**Text provided**.

Thursday, 21 March 2013

҉YOUR-MAILS GROUP ҉ - Pickled Fish Recipe



A favourite South African dish traditionally eaten at Easter time – prepare two days in advance and store in the fridge ready to enjoy over a long weekend!

Serves: 6 - 8 | Preparation Time: 15 minutes | Cooking Time: 30 minutes 45 minutes



  • 750 millilitre White or brown vinegar
  • 4 Large onions sliced into rings
  • For the curry sauce:
  • 500 millilitre water
  • 750 millilitre Brown sugar
  • 30 millilitre Curry powder
  • 10 millilitre Tumeric
  • 10 millilitre Salt
  • 5 millilitre Ground ginger
  • 16 Black peppercorns
  • 45 millilitre KNORR Brown Onion Soup mixed with a little water to form a smooth paste
  • 1.5 kilogram Hake fillets, frozen
  • Flour for coating fish
  • Oil for frying


  1. Coat the frozen fish in flour and pan-fry in heated oil until cooked.

**Written tasks**.
(A) Duplicate the stretch of the pickled fish recipe from "Thursday, 21 March" through "a long weekend!".
(B) Translate this sentence from the pickled fish recipe into French: "Coat the frozen fish in flour and pan-fry in heated oil until cooked."
(C) Answer these questions using the pickled fish recipe:
(i) How far in advance should the dish be prepared?
(ii) How many people does it serve?
(iii) How many black peppercorns go into the curry sauce?

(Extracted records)

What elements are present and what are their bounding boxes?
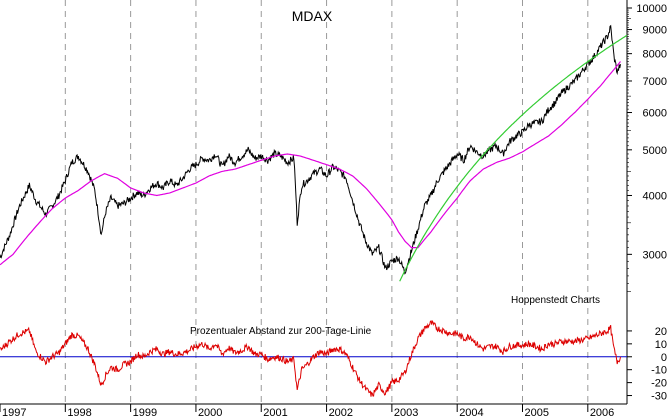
upper-ytick-label-5000: 5000 bbox=[643, 145, 667, 157]
year-label-2004: 2004 bbox=[459, 407, 483, 419]
year-gridlines bbox=[64, 0, 589, 404]
lower-panel: Prozentualer Abstand zur 200-Tage-Linie … bbox=[0, 320, 667, 403]
upper-ytick-label-7000: 7000 bbox=[643, 76, 667, 88]
lower-ytick-label--10: -10 bbox=[651, 365, 667, 377]
upper-series-group bbox=[0, 24, 628, 282]
lower-ytick-label--20: -20 bbox=[651, 378, 667, 390]
lower-panel-title: Prozentualer Abstand zur 200-Tage-Linie bbox=[190, 326, 372, 337]
upper-series-2 bbox=[399, 34, 628, 282]
year-label-2001: 2001 bbox=[263, 407, 287, 419]
upper-panel: MDAX Hoppenstedt Charts 3000 4000 5000 6000… bbox=[0, 0, 667, 404]
chart-title: MDAX bbox=[292, 8, 333, 24]
year-label-2005: 2005 bbox=[525, 407, 549, 419]
upper-ytick-label-4000: 4000 bbox=[643, 190, 667, 202]
upper-series-0 bbox=[0, 24, 621, 275]
lower-ytick-label-20: 20 bbox=[655, 326, 667, 338]
upper-ytick-label-10000: 10000 bbox=[636, 3, 667, 15]
year-label-1997: 1997 bbox=[2, 407, 26, 419]
x-axis: 1997 1998 1999 2000 2001 2002 2003 2004 2005 2006 bbox=[0, 403, 627, 419]
lower-ytick-label--30: -30 bbox=[651, 391, 667, 403]
lower-series-0 bbox=[0, 320, 621, 397]
upper-ytick-label-3000: 3000 bbox=[643, 249, 667, 261]
upper-series-1 bbox=[0, 61, 621, 266]
year-label-2006: 2006 bbox=[590, 407, 614, 419]
year-label-2003: 2003 bbox=[394, 407, 418, 419]
upper-ytick-label-6000: 6000 bbox=[643, 108, 667, 120]
lower-ytick-label-0: 0 bbox=[661, 352, 667, 364]
lower-series-group bbox=[0, 320, 621, 397]
year-label-2002: 2002 bbox=[329, 407, 353, 419]
upper-y-axis: 3000 4000 5000 6000 7000 8000 9000 10000 bbox=[626, 0, 667, 404]
upper-ytick-label-8000: 8000 bbox=[643, 49, 667, 61]
lower-ytick-label-10: 10 bbox=[655, 339, 667, 351]
year-label-2000: 2000 bbox=[198, 407, 222, 419]
year-label-1998: 1998 bbox=[67, 407, 91, 419]
year-label-1999: 1999 bbox=[133, 407, 157, 419]
upper-ytick-label-9000: 9000 bbox=[643, 25, 667, 37]
source-note: Hoppenstedt Charts bbox=[511, 295, 600, 306]
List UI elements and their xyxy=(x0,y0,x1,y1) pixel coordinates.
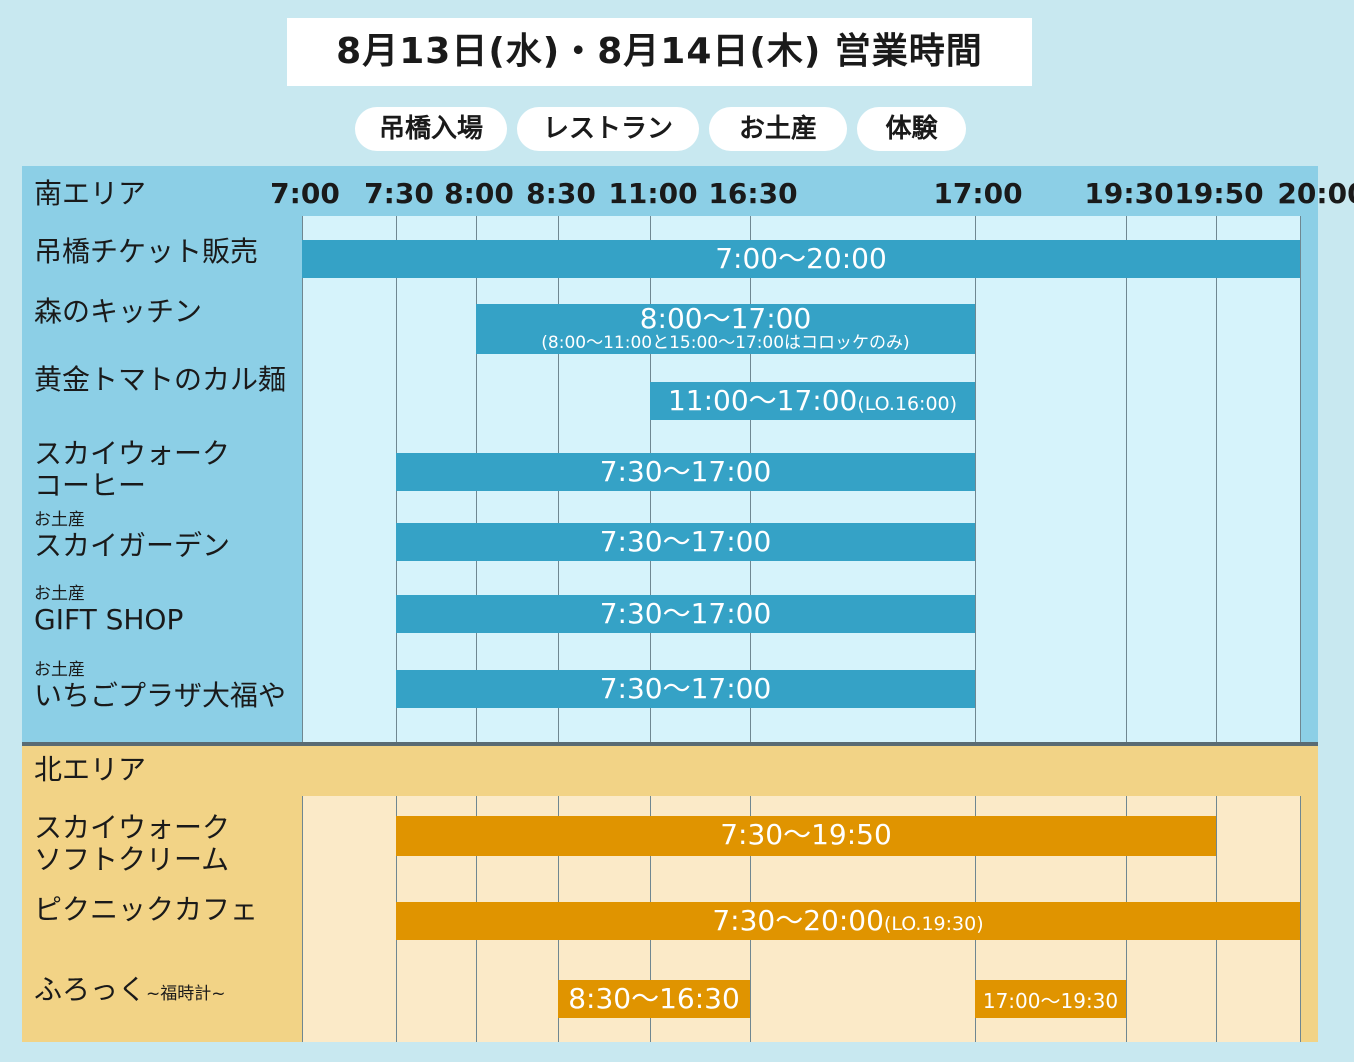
category-tag-bridge: 吊橋入場 xyxy=(355,107,507,151)
row-label-decoration: ~福時計~ xyxy=(146,984,226,1004)
gridline xyxy=(302,796,303,1042)
category-tag-experience: 体験 xyxy=(857,107,966,151)
row-label: スカイウォーク コーヒー xyxy=(34,438,230,502)
row-labels: 南エリア 北エリア 吊橋チケット販売 森のキッチン 黄金トマトのカル麺 スカイウォーク コー… xyxy=(22,166,1318,1042)
row-label: 森のキッチン xyxy=(34,296,202,328)
schedule-chart: 7:00 7:30 8:00 8:30 11:00 16:30 17:00 19:30 19:5… xyxy=(22,166,1354,1042)
row-label: お土産 スカイガーデン xyxy=(34,510,230,562)
x-tick-label: 16:30 xyxy=(708,177,798,210)
schedule-bar: 7:30〜17:00 xyxy=(396,453,975,491)
bar-time-label: 8:30〜16:30 xyxy=(568,982,740,1015)
row-label: 黄金トマトのカル麺 xyxy=(34,364,286,396)
x-tick-label: 7:30 xyxy=(364,177,434,210)
row-label-text: スカイウォーク xyxy=(34,437,231,470)
schedule-bar: 7:30〜17:00 xyxy=(396,595,975,633)
bar-time-label: 17:00〜19:30 xyxy=(982,989,1119,1013)
gridline xyxy=(302,216,303,744)
row-label-text: ピクニックカフェ xyxy=(34,893,259,926)
x-tick-label: 8:30 xyxy=(526,177,596,210)
bar-time-label: 7:30〜17:00 xyxy=(599,597,772,630)
row-sublabel: お土産 xyxy=(34,660,85,680)
row-label-text: 吊橋チケット販売 xyxy=(34,235,259,268)
row-label-text: 森のキッチン xyxy=(34,295,203,328)
north-area-label: 北エリア xyxy=(34,753,147,786)
schedule-bar: 7:30〜19:50 xyxy=(396,816,1216,856)
bar-note: (LO.19:30) xyxy=(883,913,984,935)
south-area-label: 南エリア xyxy=(34,177,147,210)
x-tick-label: 8:00 xyxy=(444,177,514,210)
row-label-text: 黄金トマトのカル麺 xyxy=(34,363,287,396)
row-label-text-line2: ソフトクリーム xyxy=(34,843,230,876)
row-label: スカイウォーク ソフトクリーム xyxy=(34,812,230,876)
row-label: 吊橋チケット販売 xyxy=(34,236,258,268)
schedule-bar: 7:00〜20:00 xyxy=(302,240,1300,278)
schedule-bar: 8:00〜17:00 (8:00〜11:00と15:00〜17:00はコロッケのみ… xyxy=(476,304,975,354)
row-label-text: スカイガーデン xyxy=(34,529,231,562)
bar-time-label: 7:30〜17:00 xyxy=(599,672,772,705)
row-label: ピクニックカフェ xyxy=(34,894,258,926)
gridline xyxy=(1216,216,1217,744)
bar-time-label: 7:00〜20:00 xyxy=(715,242,887,275)
bar-time-label: 7:30〜17:00 xyxy=(599,455,772,488)
bar-time-label: 11:00〜17:00 xyxy=(667,384,858,417)
schedule-bar: 7:30〜17:00 xyxy=(396,523,975,561)
bar-subnote: (8:00〜11:00と15:00〜17:00はコロッケのみ) xyxy=(541,333,910,353)
row-sublabel: お土産 xyxy=(34,584,85,604)
schedule-bar: 17:00〜19:30 xyxy=(975,980,1126,1018)
x-tick-label: 19:30 xyxy=(1084,177,1174,210)
row-label: お土産 GIFT SHOP xyxy=(34,584,183,636)
schedule-bar: 11:00〜17:00(LO.16:00) xyxy=(650,382,975,420)
schedule-bar: 7:30〜17:00 xyxy=(396,670,975,708)
page-title: 8月13日(水)・8月14日(木) 営業時間 xyxy=(287,18,1032,86)
bar-time-label: 7:30〜20:00 xyxy=(712,904,884,937)
category-tag-restaurant: レストラン xyxy=(517,107,699,151)
area-divider xyxy=(22,742,1318,746)
gridline xyxy=(1300,216,1301,744)
row-label-text: スカイウォーク xyxy=(34,811,231,844)
row-label: ふろっく~福時計~ xyxy=(34,974,226,1010)
schedule-bar: 7:30〜20:00(LO.19:30) xyxy=(396,902,1300,940)
gridline xyxy=(1126,216,1127,744)
x-tick-label: 17:00 xyxy=(933,177,1023,210)
row-label-text-line2: コーヒー xyxy=(34,469,147,502)
bar-note: (LO.16:00) xyxy=(857,393,958,415)
gridline xyxy=(1300,796,1301,1042)
row-label-text: GIFT SHOP xyxy=(34,603,184,636)
row-label: お土産 いちごプラザ大福や xyxy=(34,660,286,712)
row-label-text: ふろっく xyxy=(34,973,147,1006)
row-label-text: いちごプラザ大福や xyxy=(34,679,287,712)
gridline xyxy=(975,216,976,744)
schedule-bar: 8:30〜16:30 xyxy=(558,980,750,1018)
time-axis: 7:00 7:30 8:00 8:30 11:00 16:30 17:00 19:30 19:5… xyxy=(22,166,1354,1042)
x-tick-label: 11:00 xyxy=(608,177,698,210)
row-sublabel: お土産 xyxy=(34,510,85,530)
x-tick-label: 19:50 xyxy=(1174,177,1264,210)
bar-time-label: 7:30〜19:50 xyxy=(720,818,892,851)
x-tick-label: 20:00 xyxy=(1277,177,1354,210)
x-tick-label: 7:00 xyxy=(270,177,340,210)
bar-time-label: 8:00〜17:00 xyxy=(639,304,812,335)
bar-time-label: 7:30〜17:00 xyxy=(599,525,772,558)
category-tag-souvenir: お土産 xyxy=(709,107,847,151)
schedule-bars: 7:00〜20:00 8:00〜17:00 (8:00〜11:00と15:00〜17… xyxy=(22,166,1318,1042)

**Completed exercise**.
(A)
Thursday, 21 March 2013

҉YOUR-MAILS GROUP ҉ - Pickled Fish Recipe



A favourite South African dish traditionally eaten at Easter time – prepare two days in advance and store in the fridge ready to enjoy over a long weekend!

(B) Enrobez le poisson surgelé de farine et faites-le frire à la poêle dans de l'huile chaude jusqu'à ce qu'il soit cuit.

(C)
(i) Two days in advance.
(ii) 6 - 8.
(iii) 16.